** Exercise **
The records below must be duplicated exactly, character for character.

** Material for the task **
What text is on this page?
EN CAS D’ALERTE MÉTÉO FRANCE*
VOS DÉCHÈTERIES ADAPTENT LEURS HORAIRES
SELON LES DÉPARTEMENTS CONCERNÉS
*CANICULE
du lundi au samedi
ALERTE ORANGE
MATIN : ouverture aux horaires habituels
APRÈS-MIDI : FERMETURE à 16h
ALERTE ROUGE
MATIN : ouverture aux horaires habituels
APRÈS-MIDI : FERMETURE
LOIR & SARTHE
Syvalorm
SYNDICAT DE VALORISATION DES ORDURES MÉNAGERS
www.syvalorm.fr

** Solved exercise **
What text is on this page?
EN CAS D’ALERTE MÉTÉO FRANCE*
VOS DÉCHÈTERIES ADAPTENT LEURS HORAIRES
SELON LES DÉPARTEMENTS CONCERNÉS
*CANICULE
du lundi au samedi
ALERTE ORANGE
MATIN : ouverture aux horaires habituels
APRÈS-MIDI : FERMETURE à 16h
ALERTE ROUGE
MATIN : ouverture aux horaires habituels
APRÈS-MIDI : FERMETURE
LOIR & SARTHE
Syvalorm
SYNDICAT DE VALORISATION DES ORDURES MÉNAGERS
www.syvalorm.fr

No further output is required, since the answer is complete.